* What you should do: Your task is to locate every line holding the string "grid" and to copy each of them.

-- Start Information shown --

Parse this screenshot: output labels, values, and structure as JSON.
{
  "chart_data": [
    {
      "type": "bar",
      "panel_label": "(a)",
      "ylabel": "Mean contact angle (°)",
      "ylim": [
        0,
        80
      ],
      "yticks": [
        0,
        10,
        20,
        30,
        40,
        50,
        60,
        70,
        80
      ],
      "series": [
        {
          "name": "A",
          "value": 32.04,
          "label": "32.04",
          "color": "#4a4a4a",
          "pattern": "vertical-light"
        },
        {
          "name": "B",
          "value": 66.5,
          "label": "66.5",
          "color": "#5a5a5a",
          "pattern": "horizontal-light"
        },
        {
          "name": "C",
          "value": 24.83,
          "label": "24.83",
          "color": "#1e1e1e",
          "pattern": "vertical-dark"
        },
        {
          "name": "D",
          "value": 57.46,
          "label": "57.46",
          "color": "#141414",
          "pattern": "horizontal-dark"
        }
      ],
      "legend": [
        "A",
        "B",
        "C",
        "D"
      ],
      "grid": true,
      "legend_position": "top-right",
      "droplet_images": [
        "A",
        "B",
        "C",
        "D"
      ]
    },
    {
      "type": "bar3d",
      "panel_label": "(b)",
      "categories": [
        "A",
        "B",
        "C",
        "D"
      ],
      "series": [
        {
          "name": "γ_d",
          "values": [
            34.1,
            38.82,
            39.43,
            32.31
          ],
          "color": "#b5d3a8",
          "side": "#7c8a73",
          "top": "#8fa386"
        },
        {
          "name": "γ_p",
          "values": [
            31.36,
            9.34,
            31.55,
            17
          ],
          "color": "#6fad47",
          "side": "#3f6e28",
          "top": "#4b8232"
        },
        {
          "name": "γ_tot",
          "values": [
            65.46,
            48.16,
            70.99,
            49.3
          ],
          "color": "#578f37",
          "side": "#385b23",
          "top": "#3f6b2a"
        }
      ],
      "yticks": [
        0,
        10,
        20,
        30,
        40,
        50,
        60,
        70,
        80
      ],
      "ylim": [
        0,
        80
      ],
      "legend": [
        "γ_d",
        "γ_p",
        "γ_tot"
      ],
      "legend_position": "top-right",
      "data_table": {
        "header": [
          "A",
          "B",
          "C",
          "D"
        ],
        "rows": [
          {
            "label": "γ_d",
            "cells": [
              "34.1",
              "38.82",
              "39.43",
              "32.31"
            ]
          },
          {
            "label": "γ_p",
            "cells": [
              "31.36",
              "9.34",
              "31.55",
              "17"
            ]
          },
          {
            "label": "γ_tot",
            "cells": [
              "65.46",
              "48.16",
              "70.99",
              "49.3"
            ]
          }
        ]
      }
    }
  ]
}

-- End Information shown --
-- Start Information shown --

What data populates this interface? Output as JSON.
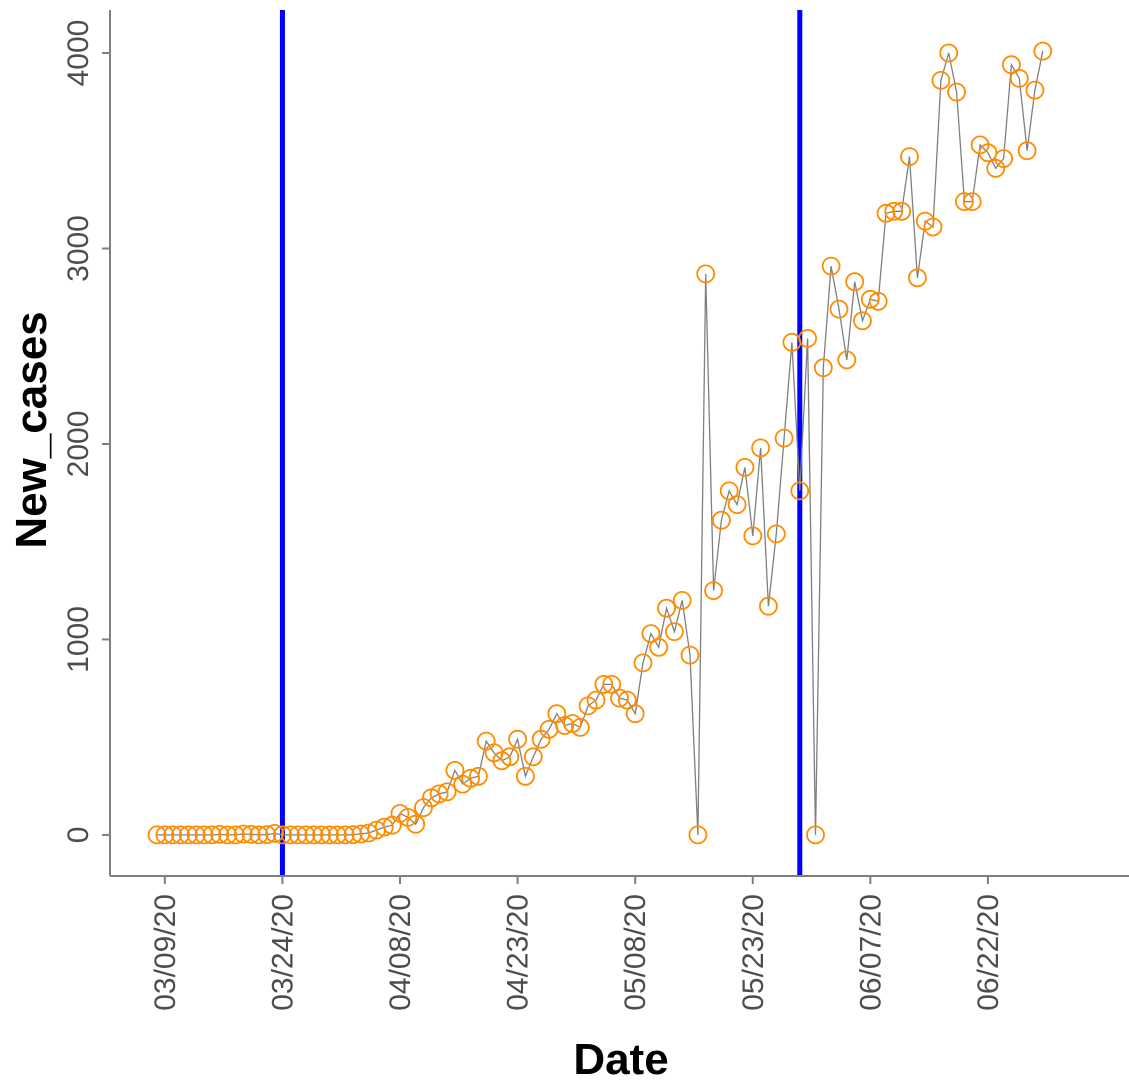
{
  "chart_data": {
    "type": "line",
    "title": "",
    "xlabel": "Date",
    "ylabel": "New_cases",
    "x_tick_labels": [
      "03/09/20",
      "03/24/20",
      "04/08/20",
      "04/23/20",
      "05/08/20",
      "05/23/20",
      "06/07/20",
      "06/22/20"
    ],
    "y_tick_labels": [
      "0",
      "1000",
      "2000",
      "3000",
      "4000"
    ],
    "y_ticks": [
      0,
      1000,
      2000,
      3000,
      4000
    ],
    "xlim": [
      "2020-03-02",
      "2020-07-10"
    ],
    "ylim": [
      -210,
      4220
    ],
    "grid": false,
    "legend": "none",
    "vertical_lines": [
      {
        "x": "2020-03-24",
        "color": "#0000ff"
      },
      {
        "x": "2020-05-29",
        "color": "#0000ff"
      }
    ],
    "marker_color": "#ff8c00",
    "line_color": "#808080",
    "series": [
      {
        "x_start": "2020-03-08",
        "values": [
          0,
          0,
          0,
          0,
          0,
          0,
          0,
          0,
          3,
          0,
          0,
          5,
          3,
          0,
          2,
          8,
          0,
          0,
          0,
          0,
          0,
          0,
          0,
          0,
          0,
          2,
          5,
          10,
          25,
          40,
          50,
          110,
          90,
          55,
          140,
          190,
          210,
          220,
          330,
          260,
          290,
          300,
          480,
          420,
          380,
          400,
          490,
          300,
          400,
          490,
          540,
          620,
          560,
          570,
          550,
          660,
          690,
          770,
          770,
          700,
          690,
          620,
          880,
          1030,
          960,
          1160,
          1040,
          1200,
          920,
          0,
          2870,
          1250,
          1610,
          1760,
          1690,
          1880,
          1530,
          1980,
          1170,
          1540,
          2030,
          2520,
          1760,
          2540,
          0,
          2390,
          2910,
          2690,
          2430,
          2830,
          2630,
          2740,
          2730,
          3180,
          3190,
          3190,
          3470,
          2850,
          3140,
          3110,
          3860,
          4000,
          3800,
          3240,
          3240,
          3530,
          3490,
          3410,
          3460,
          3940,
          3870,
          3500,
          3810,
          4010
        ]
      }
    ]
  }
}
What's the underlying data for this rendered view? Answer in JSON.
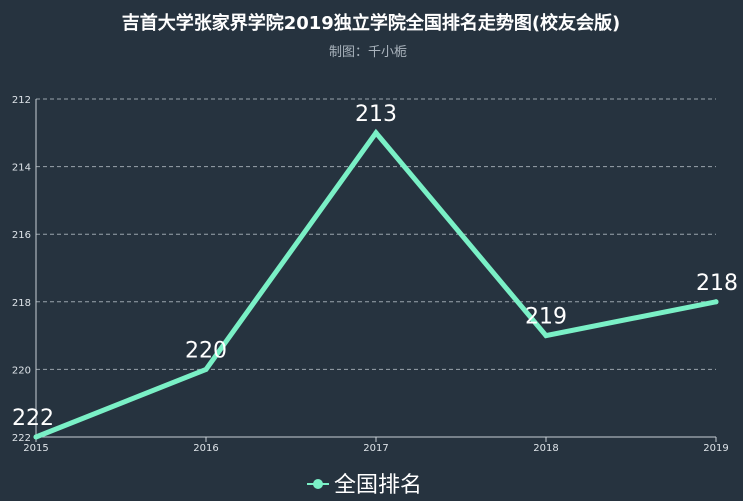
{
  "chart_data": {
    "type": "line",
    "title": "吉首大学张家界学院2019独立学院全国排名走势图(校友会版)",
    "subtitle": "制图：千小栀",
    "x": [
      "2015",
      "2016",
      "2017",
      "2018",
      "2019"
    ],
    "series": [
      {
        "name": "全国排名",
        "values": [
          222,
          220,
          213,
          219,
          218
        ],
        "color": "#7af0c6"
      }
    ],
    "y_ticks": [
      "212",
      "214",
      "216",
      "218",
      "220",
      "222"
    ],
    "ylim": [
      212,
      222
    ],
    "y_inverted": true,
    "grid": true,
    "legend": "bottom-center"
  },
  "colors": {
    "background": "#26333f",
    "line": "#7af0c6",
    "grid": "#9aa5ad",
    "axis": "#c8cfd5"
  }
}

-- End Information shown --
-- Start Information shown --

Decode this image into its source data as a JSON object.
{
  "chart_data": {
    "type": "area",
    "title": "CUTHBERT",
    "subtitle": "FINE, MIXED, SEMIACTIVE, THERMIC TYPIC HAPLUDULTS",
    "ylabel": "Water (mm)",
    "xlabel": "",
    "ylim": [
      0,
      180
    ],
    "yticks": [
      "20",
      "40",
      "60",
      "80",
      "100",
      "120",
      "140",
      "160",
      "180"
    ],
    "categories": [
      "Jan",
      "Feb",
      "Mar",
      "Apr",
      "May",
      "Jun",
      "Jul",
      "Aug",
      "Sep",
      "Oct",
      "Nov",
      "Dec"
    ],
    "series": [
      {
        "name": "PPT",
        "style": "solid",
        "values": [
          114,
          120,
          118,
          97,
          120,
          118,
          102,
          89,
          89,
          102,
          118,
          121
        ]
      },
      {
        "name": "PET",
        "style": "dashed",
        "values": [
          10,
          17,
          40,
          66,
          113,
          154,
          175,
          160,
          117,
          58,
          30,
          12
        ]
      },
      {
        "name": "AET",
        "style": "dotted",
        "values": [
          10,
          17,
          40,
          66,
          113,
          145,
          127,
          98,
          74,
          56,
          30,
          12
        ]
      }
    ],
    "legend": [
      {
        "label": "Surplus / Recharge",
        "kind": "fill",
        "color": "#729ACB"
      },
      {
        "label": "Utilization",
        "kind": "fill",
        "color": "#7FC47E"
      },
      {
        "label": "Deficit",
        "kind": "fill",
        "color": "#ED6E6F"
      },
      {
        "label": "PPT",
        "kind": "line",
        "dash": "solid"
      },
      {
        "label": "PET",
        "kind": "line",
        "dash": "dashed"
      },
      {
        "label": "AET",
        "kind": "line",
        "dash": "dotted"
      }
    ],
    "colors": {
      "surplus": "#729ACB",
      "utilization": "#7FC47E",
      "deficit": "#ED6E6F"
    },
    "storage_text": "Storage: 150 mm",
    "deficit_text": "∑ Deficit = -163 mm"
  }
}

-- End Information shown --

* Worked answer:
      "grid": true,
    "grid": false,
    "grid": true,
    "grid": "#9aa5ad",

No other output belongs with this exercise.